» **THE EXERCISE**
Present the following entries again, word for word and in full.

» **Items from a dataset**
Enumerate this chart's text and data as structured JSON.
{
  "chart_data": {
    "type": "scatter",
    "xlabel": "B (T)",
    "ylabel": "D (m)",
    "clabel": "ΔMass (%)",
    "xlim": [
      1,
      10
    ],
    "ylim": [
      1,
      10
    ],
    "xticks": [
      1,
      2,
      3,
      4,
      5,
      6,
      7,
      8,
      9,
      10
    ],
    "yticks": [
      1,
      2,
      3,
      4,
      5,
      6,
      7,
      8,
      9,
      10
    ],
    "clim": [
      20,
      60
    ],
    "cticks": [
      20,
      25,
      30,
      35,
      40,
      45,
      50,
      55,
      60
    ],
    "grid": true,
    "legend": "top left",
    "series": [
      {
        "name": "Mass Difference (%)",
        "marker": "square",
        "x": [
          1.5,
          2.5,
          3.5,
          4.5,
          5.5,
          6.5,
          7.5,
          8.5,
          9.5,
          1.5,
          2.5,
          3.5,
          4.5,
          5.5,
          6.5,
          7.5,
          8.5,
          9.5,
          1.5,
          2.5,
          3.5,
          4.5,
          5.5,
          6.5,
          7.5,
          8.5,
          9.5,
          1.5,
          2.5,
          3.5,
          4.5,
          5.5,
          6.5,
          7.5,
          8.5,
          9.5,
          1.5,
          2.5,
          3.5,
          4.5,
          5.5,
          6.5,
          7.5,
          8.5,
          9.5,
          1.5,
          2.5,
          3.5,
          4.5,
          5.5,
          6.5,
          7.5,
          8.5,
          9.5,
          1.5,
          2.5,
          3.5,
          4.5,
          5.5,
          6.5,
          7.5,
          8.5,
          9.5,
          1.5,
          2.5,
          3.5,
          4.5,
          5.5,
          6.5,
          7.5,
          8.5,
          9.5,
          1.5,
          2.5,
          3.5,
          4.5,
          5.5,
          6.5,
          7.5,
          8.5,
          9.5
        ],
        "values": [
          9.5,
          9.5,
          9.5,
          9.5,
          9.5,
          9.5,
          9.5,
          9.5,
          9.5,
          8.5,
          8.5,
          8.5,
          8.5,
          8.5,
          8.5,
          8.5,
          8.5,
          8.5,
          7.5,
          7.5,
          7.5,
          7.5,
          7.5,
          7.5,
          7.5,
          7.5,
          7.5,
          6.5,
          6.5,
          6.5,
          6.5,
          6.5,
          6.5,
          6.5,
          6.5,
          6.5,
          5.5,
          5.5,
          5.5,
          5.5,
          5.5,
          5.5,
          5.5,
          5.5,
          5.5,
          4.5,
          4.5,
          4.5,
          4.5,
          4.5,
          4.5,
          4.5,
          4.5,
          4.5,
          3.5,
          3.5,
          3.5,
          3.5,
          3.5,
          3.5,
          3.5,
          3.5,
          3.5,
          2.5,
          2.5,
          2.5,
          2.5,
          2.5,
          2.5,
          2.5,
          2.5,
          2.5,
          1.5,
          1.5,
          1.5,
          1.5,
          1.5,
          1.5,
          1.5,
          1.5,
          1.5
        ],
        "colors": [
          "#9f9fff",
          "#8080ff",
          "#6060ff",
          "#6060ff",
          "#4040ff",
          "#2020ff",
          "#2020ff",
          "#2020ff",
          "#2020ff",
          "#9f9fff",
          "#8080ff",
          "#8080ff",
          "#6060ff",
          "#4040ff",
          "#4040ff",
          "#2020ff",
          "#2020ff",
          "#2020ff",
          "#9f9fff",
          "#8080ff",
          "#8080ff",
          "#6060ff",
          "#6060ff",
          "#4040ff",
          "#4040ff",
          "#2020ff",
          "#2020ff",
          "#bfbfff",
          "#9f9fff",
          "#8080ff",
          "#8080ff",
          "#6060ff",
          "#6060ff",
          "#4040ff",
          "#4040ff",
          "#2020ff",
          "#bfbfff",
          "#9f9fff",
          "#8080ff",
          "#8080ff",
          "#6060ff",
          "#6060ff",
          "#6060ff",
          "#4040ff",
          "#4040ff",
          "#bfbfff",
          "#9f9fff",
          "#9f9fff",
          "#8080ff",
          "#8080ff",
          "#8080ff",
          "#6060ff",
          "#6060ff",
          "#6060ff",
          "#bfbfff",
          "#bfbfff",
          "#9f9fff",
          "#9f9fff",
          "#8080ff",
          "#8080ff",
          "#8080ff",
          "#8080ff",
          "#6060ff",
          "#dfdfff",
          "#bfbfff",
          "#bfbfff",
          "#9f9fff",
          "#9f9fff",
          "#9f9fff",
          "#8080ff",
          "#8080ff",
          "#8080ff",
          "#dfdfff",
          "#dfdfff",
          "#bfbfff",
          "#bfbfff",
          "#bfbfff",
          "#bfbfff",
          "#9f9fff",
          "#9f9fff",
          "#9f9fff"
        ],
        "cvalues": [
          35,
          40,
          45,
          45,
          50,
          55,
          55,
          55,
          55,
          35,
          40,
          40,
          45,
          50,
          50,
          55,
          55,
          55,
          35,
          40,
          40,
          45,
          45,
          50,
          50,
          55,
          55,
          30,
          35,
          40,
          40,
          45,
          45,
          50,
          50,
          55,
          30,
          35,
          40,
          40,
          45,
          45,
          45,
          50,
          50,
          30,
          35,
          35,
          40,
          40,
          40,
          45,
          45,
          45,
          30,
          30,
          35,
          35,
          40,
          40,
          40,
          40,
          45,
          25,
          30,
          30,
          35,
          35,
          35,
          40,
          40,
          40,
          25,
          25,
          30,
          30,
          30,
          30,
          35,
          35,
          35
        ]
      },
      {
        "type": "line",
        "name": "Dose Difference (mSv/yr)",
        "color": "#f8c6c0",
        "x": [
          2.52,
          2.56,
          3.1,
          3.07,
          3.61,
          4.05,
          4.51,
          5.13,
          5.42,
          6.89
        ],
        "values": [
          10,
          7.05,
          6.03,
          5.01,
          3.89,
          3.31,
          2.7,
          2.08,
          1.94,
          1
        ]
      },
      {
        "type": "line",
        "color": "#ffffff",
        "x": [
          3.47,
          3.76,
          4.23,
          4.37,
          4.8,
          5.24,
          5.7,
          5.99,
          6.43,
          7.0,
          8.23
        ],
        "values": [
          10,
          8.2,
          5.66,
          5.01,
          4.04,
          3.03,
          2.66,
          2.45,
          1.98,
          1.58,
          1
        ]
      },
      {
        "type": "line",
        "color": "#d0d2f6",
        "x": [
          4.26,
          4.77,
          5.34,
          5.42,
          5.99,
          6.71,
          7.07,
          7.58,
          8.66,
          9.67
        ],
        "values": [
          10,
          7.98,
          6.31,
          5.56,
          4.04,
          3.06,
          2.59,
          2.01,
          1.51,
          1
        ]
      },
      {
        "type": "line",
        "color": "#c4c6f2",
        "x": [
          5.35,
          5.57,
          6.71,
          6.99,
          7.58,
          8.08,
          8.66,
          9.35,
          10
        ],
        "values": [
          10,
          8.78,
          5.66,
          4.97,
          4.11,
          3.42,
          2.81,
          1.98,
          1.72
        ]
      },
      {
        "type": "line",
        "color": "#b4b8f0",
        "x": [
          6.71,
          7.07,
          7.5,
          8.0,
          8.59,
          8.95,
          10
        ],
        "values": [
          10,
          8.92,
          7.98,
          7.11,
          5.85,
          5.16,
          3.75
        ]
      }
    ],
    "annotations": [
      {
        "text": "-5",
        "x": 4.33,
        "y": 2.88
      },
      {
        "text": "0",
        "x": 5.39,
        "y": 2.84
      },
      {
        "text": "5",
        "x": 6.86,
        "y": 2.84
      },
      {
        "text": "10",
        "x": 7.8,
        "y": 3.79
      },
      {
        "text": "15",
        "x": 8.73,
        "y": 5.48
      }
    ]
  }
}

» **THE SOLUTION**
Enumerate this chart's text and data as structured JSON.
{
  "chart_data": {
    "type": "scatter",
    "xlabel": "B (T)",
    "ylabel": "D (m)",
    "clabel": "ΔMass (%)",
    "xlim": [
      1,
      10
    ],
    "ylim": [
      1,
      10
    ],
    "xticks": [
      1,
      2,
      3,
      4,
      5,
      6,
      7,
      8,
      9,
      10
    ],
    "yticks": [
      1,
      2,
      3,
      4,
      5,
      6,
      7,
      8,
      9,
      10
    ],
    "clim": [
      20,
      60
    ],
    "cticks": [
      20,
      25,
      30,
      35,
      40,
      45,
      50,
      55,
      60
    ],
    "grid": true,
    "legend": "top left",
    "series": [
      {
        "name": "Mass Difference (%)",
        "marker": "square",
        "x": [
          1.5,
          2.5,
          3.5,
          4.5,
          5.5,
          6.5,
          7.5,
          8.5,
          9.5,
          1.5,
          2.5,
          3.5,
          4.5,
          5.5,
          6.5,
          7.5,
          8.5,
          9.5,
          1.5,
          2.5,
          3.5,
          4.5,
          5.5,
          6.5,
          7.5,
          8.5,
          9.5,
          1.5,
          2.5,
          3.5,
          4.5,
          5.5,
          6.5,
          7.5,
          8.5,
          9.5,
          1.5,
          2.5,
          3.5,
          4.5,
          5.5,
          6.5,
          7.5,
          8.5,
          9.5,
          1.5,
          2.5,
          3.5,
          4.5,
          5.5,
          6.5,
          7.5,
          8.5,
          9.5,
          1.5,
          2.5,
          3.5,
          4.5,
          5.5,
          6.5,
          7.5,
          8.5,
          9.5,
          1.5,
          2.5,
          3.5,
          4.5,
          5.5,
          6.5,
          7.5,
          8.5,
          9.5,
          1.5,
          2.5,
          3.5,
          4.5,
          5.5,
          6.5,
          7.5,
          8.5,
          9.5
        ],
        "values": [
          9.5,
          9.5,
          9.5,
          9.5,
          9.5,
          9.5,
          9.5,
          9.5,
          9.5,
          8.5,
          8.5,
          8.5,
          8.5,
          8.5,
          8.5,
          8.5,
          8.5,
          8.5,
          7.5,
          7.5,
          7.5,
          7.5,
          7.5,
          7.5,
          7.5,
          7.5,
          7.5,
          6.5,
          6.5,
          6.5,
          6.5,
          6.5,
          6.5,
          6.5,
          6.5,
          6.5,
          5.5,
          5.5,
          5.5,
          5.5,
          5.5,
          5.5,
          5.5,
          5.5,
          5.5,
          4.5,
          4.5,
          4.5,
          4.5,
          4.5,
          4.5,
          4.5,
          4.5,
          4.5,
          3.5,
          3.5,
          3.5,
          3.5,
          3.5,
          3.5,
          3.5,
          3.5,
          3.5,
          2.5,
          2.5,
          2.5,
          2.5,
          2.5,
          2.5,
          2.5,
          2.5,
          2.5,
          1.5,
          1.5,
          1.5,
          1.5,
          1.5,
          1.5,
          1.5,
          1.5,
          1.5
        ],
        "colors": [
          "#9f9fff",
          "#8080ff",
          "#6060ff",
          "#6060ff",
          "#4040ff",
          "#2020ff",
          "#2020ff",
          "#2020ff",
          "#2020ff",
          "#9f9fff",
          "#8080ff",
          "#8080ff",
          "#6060ff",
          "#4040ff",
          "#4040ff",
          "#2020ff",
          "#2020ff",
          "#2020ff",
          "#9f9fff",
          "#8080ff",
          "#8080ff",
          "#6060ff",
          "#6060ff",
          "#4040ff",
          "#4040ff",
          "#2020ff",
          "#2020ff",
          "#bfbfff",
          "#9f9fff",
          "#8080ff",
          "#8080ff",
          "#6060ff",
          "#6060ff",
          "#4040ff",
          "#4040ff",
          "#2020ff",
          "#bfbfff",
          "#9f9fff",
          "#8080ff",
          "#8080ff",
          "#6060ff",
          "#6060ff",
          "#6060ff",
          "#4040ff",
          "#4040ff",
          "#bfbfff",
          "#9f9fff",
          "#9f9fff",
          "#8080ff",
          "#8080ff",
          "#8080ff",
          "#6060ff",
          "#6060ff",
          "#6060ff",
          "#bfbfff",
          "#bfbfff",
          "#9f9fff",
          "#9f9fff",
          "#8080ff",
          "#8080ff",
          "#8080ff",
          "#8080ff",
          "#6060ff",
          "#dfdfff",
          "#bfbfff",
          "#bfbfff",
          "#9f9fff",
          "#9f9fff",
          "#9f9fff",
          "#8080ff",
          "#8080ff",
          "#8080ff",
          "#dfdfff",
          "#dfdfff",
          "#bfbfff",
          "#bfbfff",
          "#bfbfff",
          "#bfbfff",
          "#9f9fff",
          "#9f9fff",
          "#9f9fff"
        ],
        "cvalues": [
          35,
          40,
          45,
          45,
          50,
          55,
          55,
          55,
          55,
          35,
          40,
          40,
          45,
          50,
          50,
          55,
          55,
          55,
          35,
          40,
          40,
          45,
          45,
          50,
          50,
          55,
          55,
          30,
          35,
          40,
          40,
          45,
          45,
          50,
          50,
          55,
          30,
          35,
          40,
          40,
          45,
          45,
          45,
          50,
          50,
          30,
          35,
          35,
          40,
          40,
          40,
          45,
          45,
          45,
          30,
          30,
          35,
          35,
          40,
          40,
          40,
          40,
          45,
          25,
          30,
          30,
          35,
          35,
          35,
          40,
          40,
          40,
          25,
          25,
          30,
          30,
          30,
          30,
          35,
          35,
          35
        ]
      },
      {
        "type": "line",
        "name": "Dose Difference (mSv/yr)",
        "color": "#f8c6c0",
        "x": [
          2.52,
          2.56,
          3.1,
          3.07,
          3.61,
          4.05,
          4.51,
          5.13,
          5.42,
          6.89
        ],
        "values": [
          10,
          7.05,
          6.03,
          5.01,
          3.89,
          3.31,
          2.7,
          2.08,
          1.94,
          1
        ]
      },
      {
        "type": "line",
        "color": "#ffffff",
        "x": [
          3.47,
          3.76,
          4.23,
          4.37,
          4.8,
          5.24,
          5.7,
          5.99,
          6.43,
          7.0,
          8.23
        ],
        "values": [
          10,
          8.2,
          5.66,
          5.01,
          4.04,
          3.03,
          2.66,
          2.45,
          1.98,
          1.58,
          1
        ]
      },
      {
        "type": "line",
        "color": "#d0d2f6",
        "x": [
          4.26,
          4.77,
          5.34,
          5.42,
          5.99,
          6.71,
          7.07,
          7.58,
          8.66,
          9.67
        ],
        "values": [
          10,
          7.98,
          6.31,
          5.56,
          4.04,
          3.06,
          2.59,
          2.01,
          1.51,
          1
        ]
      },
      {
        "type": "line",
        "color": "#c4c6f2",
        "x": [
          5.35,
          5.57,
          6.71,
          6.99,
          7.58,
          8.08,
          8.66,
          9.35,
          10
        ],
        "values": [
          10,
          8.78,
          5.66,
          4.97,
          4.11,
          3.42,
          2.81,
          1.98,
          1.72
        ]
      },
      {
        "type": "line",
        "color": "#b4b8f0",
        "x": [
          6.71,
          7.07,
          7.5,
          8.0,
          8.59,
          8.95,
          10
        ],
        "values": [
          10,
          8.92,
          7.98,
          7.11,
          5.85,
          5.16,
          3.75
        ]
      }
    ],
    "annotations": [
      {
        "text": "-5",
        "x": 4.33,
        "y": 2.88
      },
      {
        "text": "0",
        "x": 5.39,
        "y": 2.84
      },
      {
        "text": "5",
        "x": 6.86,
        "y": 2.84
      },
      {
        "text": "10",
        "x": 7.8,
        "y": 3.79
      },
      {
        "text": "15",
        "x": 8.73,
        "y": 5.48
      }
    ]
  }
}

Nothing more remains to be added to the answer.